(begin)

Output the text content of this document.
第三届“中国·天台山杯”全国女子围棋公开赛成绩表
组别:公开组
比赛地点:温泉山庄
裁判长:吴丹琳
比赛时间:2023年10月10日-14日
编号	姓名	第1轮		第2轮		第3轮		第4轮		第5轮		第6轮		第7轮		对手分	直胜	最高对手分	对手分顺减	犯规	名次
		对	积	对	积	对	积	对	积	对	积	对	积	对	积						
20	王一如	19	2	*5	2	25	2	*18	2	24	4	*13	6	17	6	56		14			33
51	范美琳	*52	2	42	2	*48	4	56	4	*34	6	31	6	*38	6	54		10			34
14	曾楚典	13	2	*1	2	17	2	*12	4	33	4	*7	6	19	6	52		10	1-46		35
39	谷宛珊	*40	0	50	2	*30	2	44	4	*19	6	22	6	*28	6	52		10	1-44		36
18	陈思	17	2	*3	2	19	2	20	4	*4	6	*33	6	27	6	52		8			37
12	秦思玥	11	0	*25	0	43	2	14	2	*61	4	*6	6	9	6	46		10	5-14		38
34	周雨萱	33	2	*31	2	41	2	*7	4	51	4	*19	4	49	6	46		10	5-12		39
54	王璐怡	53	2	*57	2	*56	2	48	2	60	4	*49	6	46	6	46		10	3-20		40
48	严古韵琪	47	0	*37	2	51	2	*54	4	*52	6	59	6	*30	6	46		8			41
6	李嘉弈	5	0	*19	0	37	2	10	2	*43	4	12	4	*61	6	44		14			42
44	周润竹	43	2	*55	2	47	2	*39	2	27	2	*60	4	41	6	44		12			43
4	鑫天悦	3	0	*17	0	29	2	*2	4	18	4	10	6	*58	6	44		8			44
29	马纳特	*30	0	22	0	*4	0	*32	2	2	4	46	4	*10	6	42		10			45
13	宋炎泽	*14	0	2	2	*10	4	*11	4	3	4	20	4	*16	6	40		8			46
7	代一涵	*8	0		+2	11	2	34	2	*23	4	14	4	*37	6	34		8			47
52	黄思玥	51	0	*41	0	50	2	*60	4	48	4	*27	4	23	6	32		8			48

(end)

» **The task**
Write out the complete set of records exactly as given.

» **Expected output**
Output the text content of this document.
第三届“中国·天台山杯”全国女子围棋公开赛成绩表
组别:公开组
比赛地点:温泉山庄
裁判长:吴丹琳
比赛时间:2023年10月10日-14日
编号	姓名	第1轮		第2轮		第3轮		第4轮		第5轮		第6轮		第7轮		对手分	直胜	最高对手分	对手分顺减	犯规	名次
		对	积	对	积	对	积	对	积	对	积	对	积	对	积						
20	王一如	19	2	*5	2	25	2	*18	2	24	4	*13	6	17	6	56		14			33
51	范美琳	*52	2	42	2	*48	4	56	4	*34	6	31	6	*38	6	54		10			34
14	曾楚典	13	2	*1	2	17	2	*12	4	33	4	*7	6	19	6	52		10	1-46		35
39	谷宛珊	*40	0	50	2	*30	2	44	4	*19	6	22	6	*28	6	52		10	1-44		36
18	陈思	17	2	*3	2	19	2	20	4	*4	6	*33	6	27	6	52		8			37
12	秦思玥	11	0	*25	0	43	2	14	2	*61	4	*6	6	9	6	46		10	5-14		38
34	周雨萱	33	2	*31	2	41	2	*7	4	51	4	*19	4	49	6	46		10	5-12		39
54	王璐怡	53	2	*57	2	*56	2	48	2	60	4	*49	6	46	6	46		10	3-20		40
48	严古韵琪	47	0	*37	2	51	2	*54	4	*52	6	59	6	*30	6	46		8			41
6	李嘉弈	5	0	*19	0	37	2	10	2	*43	4	12	4	*61	6	44		14			42
44	周润竹	43	2	*55	2	47	2	*39	2	27	2	*60	4	41	6	44		12			43
4	鑫天悦	3	0	*17	0	29	2	*2	4	18	4	10	6	*58	6	44		8			44
29	马纳特	*30	0	22	0	*4	0	*32	2	2	4	46	4	*10	6	42		10			45
13	宋炎泽	*14	0	2	2	*10	4	*11	4	3	4	20	4	*16	6	40		8			46
7	代一涵	*8	0		+2	11	2	34	2	*23	4	14	4	*37	6	34		8			47
52	黄思玥	51	0	*41	0	50	2	*60	4	48	4	*27	4	23	6	32		8			48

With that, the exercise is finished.